◆ **Brief**: Repeat the records below exactly, leaving out every picture.

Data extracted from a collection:
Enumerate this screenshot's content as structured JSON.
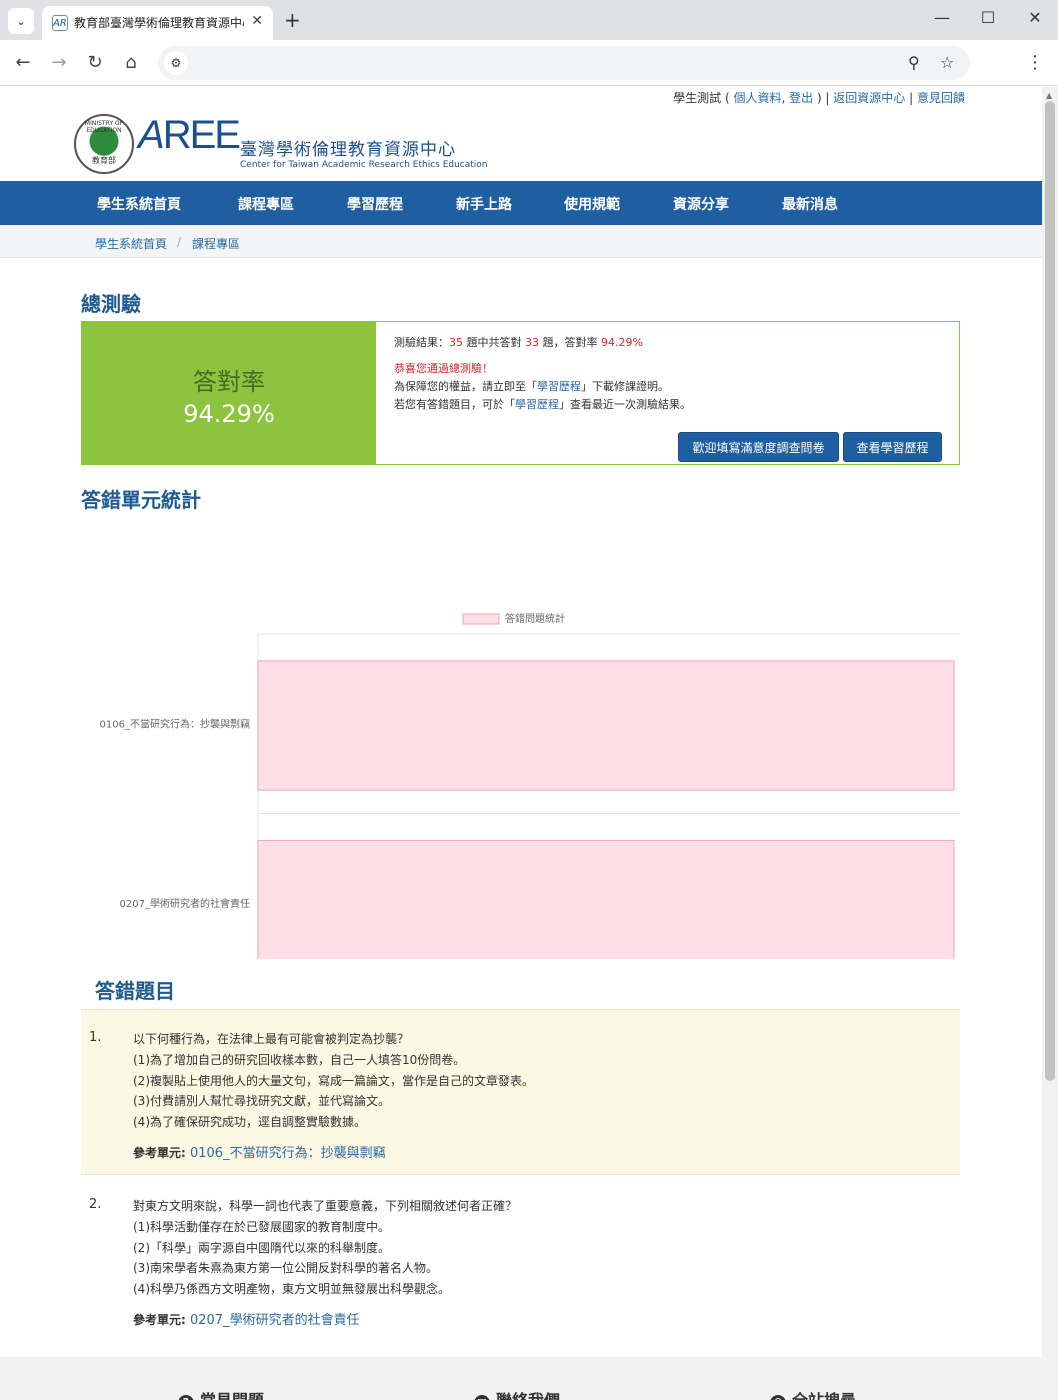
{
  "browser": {
    "tab_title": "教育部臺灣學術倫理教育資源中心",
    "favicon_text": "AR",
    "tab_close": "✕",
    "new_tab": "+",
    "win_minimize": "—",
    "win_maximize": "☐",
    "win_close": "✕",
    "back": "←",
    "forward": "→",
    "reload": "↻",
    "home": "⌂",
    "site_info": "⚙",
    "zoom": "⚲",
    "star": "☆",
    "menu": "⋮",
    "tab_search": "⌄"
  },
  "toplinks": {
    "student_test": "學生測試",
    "open_paren": " ( ",
    "profile": "個人資料",
    "comma": ", ",
    "logout": "登出",
    "close_paren": " ) | ",
    "back_to_center": "返回資源中心",
    "sep": " | ",
    "feedback": "意見回饋"
  },
  "logo": {
    "seal_text": "教育部",
    "seal_ring": "MINISTRY OF EDUCATION",
    "aree_a": "A",
    "aree_ree": "REE",
    "title_cn": "臺灣學術倫理教育資源中心",
    "title_en": "Center for Taiwan Academic Research Ethics Education"
  },
  "nav": {
    "items": [
      "學生系統首頁",
      "課程專區",
      "學習歷程",
      "新手上路",
      "使用規範",
      "資源分享",
      "最新消息"
    ]
  },
  "breadcrumb": {
    "home": "學生系統首頁",
    "sep": "/",
    "current": "課程專區"
  },
  "exam": {
    "title": "總測驗",
    "rate_label": "答對率",
    "rate_value": "94.29%",
    "rate_fraction": 0.9429,
    "result_prefix": "測驗結果：",
    "total": "35",
    "mid": " 題中共答對 ",
    "correct": "33",
    "suffix": " 題，答對率 ",
    "rate_inline": "94.29%",
    "congrats": "恭喜您通過總測驗！",
    "line2_a": "為保障您的權益，請立即至「",
    "line2_link": "學習歷程",
    "line2_b": "」下載修課證明。",
    "line3_a": "若您有答錯題目，可於「",
    "line3_link": "學習歷程",
    "line3_b": "」查看最近一次測驗結果。",
    "survey_button": "歡迎填寫滿意度調查問卷",
    "history_button": "查看學習歷程"
  },
  "stats": {
    "title": "答錯單元統計"
  },
  "chart_data": {
    "type": "bar",
    "orientation": "horizontal",
    "categories": [
      "0106_不當研究行為：抄襲與剽竊",
      "0207_學術研究者的社會責任"
    ],
    "series": [
      {
        "name": "答錯問題統計",
        "values": [
          1,
          1
        ]
      }
    ],
    "xlim": [
      0,
      1
    ],
    "x_ticks": [
      "0",
      "1"
    ],
    "legend": "top",
    "grid": true,
    "colors": {
      "fill": "#ffdfe5",
      "stroke": "#f3a3b4",
      "grid": "#e5e5e5",
      "text": "#666666"
    }
  },
  "wrong": {
    "title": "答錯題目",
    "ref_label": "參考單元: ",
    "questions": [
      {
        "num": "1.",
        "text": "以下何種行為，在法律上最有可能會被判定為抄襲？",
        "options": [
          "(1)為了增加自己的研究回收樣本數，自己一人填答10份問卷。",
          "(2)複製貼上使用他人的大量文句，寫成一篇論文，當作是自己的文章發表。",
          "(3)付費請別人幫忙尋找研究文獻，並代寫論文。",
          "(4)為了確保研究成功，逕自調整實驗數據。"
        ],
        "ref": "0106_不當研究行為：抄襲與剽竊"
      },
      {
        "num": "2.",
        "text": "對東方文明來說，科學一詞也代表了重要意義，下列相關敘述何者正確？",
        "options": [
          "(1)科學活動僅存在於已發展國家的教育制度中。",
          "(2)「科學」兩字源自中國隋代以來的科舉制度。",
          "(3)南宋學者朱熹為東方第一位公開反對科學的著名人物。",
          "(4)科學乃係西方文明產物，東方文明並無發展出科學觀念。"
        ],
        "ref": "0207_學術研究者的社會責任"
      }
    ]
  },
  "footer": {
    "faq_icon": "?",
    "faq": "常見問題",
    "contact_icon": "✉",
    "contact": "聯絡我們",
    "search_icon": "⚲",
    "search": "全站搜尋"
  }
}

◆ **Response to this task**:
Enumerate this screenshot's content as structured JSON.
{
  "browser": {
    "tab_title": "教育部臺灣學術倫理教育資源中心",
    "favicon_text": "AR",
    "tab_close": "✕",
    "new_tab": "+",
    "win_minimize": "—",
    "win_maximize": "☐",
    "win_close": "✕",
    "back": "←",
    "forward": "→",
    "reload": "↻",
    "home": "⌂",
    "site_info": "⚙",
    "zoom": "⚲",
    "star": "☆",
    "menu": "⋮",
    "tab_search": "⌄"
  },
  "toplinks": {
    "student_test": "學生測試",
    "open_paren": " ( ",
    "profile": "個人資料",
    "comma": ", ",
    "logout": "登出",
    "close_paren": " ) | ",
    "back_to_center": "返回資源中心",
    "sep": " | ",
    "feedback": "意見回饋"
  },
  "logo": {
    "seal_text": "教育部",
    "seal_ring": "MINISTRY OF EDUCATION",
    "aree_a": "A",
    "aree_ree": "REE",
    "title_cn": "臺灣學術倫理教育資源中心",
    "title_en": "Center for Taiwan Academic Research Ethics Education"
  },
  "nav": {
    "items": [
      "學生系統首頁",
      "課程專區",
      "學習歷程",
      "新手上路",
      "使用規範",
      "資源分享",
      "最新消息"
    ]
  },
  "breadcrumb": {
    "home": "學生系統首頁",
    "sep": "/",
    "current": "課程專區"
  },
  "exam": {
    "title": "總測驗",
    "rate_label": "答對率",
    "rate_value": "94.29%",
    "rate_fraction": 0.9429,
    "result_prefix": "測驗結果：",
    "total": "35",
    "mid": " 題中共答對 ",
    "correct": "33",
    "suffix": " 題，答對率 ",
    "rate_inline": "94.29%",
    "congrats": "恭喜您通過總測驗！",
    "line2_a": "為保障您的權益，請立即至「",
    "line2_link": "學習歷程",
    "line2_b": "」下載修課證明。",
    "line3_a": "若您有答錯題目，可於「",
    "line3_link": "學習歷程",
    "line3_b": "」查看最近一次測驗結果。",
    "survey_button": "歡迎填寫滿意度調查問卷",
    "history_button": "查看學習歷程"
  },
  "stats": {
    "title": "答錯單元統計"
  },
  "chart_data": {
    "type": "bar",
    "orientation": "horizontal",
    "categories": [
      "0106_不當研究行為：抄襲與剽竊",
      "0207_學術研究者的社會責任"
    ],
    "series": [
      {
        "name": "答錯問題統計",
        "values": [
          1,
          1
        ]
      }
    ],
    "xlim": [
      0,
      1
    ],
    "x_ticks": [
      "0",
      "1"
    ],
    "legend": "top",
    "grid": true,
    "colors": {
      "fill": "#ffdfe5",
      "stroke": "#f3a3b4",
      "grid": "#e5e5e5",
      "text": "#666666"
    }
  },
  "wrong": {
    "title": "答錯題目",
    "ref_label": "參考單元: ",
    "questions": [
      {
        "num": "1.",
        "text": "以下何種行為，在法律上最有可能會被判定為抄襲？",
        "options": [
          "(1)為了增加自己的研究回收樣本數，自己一人填答10份問卷。",
          "(2)複製貼上使用他人的大量文句，寫成一篇論文，當作是自己的文章發表。",
          "(3)付費請別人幫忙尋找研究文獻，並代寫論文。",
          "(4)為了確保研究成功，逕自調整實驗數據。"
        ],
        "ref": "0106_不當研究行為：抄襲與剽竊"
      },
      {
        "num": "2.",
        "text": "對東方文明來說，科學一詞也代表了重要意義，下列相關敘述何者正確？",
        "options": [
          "(1)科學活動僅存在於已發展國家的教育制度中。",
          "(2)「科學」兩字源自中國隋代以來的科舉制度。",
          "(3)南宋學者朱熹為東方第一位公開反對科學的著名人物。",
          "(4)科學乃係西方文明產物，東方文明並無發展出科學觀念。"
        ],
        "ref": "0207_學術研究者的社會責任"
      }
    ]
  },
  "footer": {
    "faq_icon": "?",
    "faq": "常見問題",
    "contact_icon": "✉",
    "contact": "聯絡我們",
    "search_icon": "⚲",
    "search": "全站搜尋"
  }
}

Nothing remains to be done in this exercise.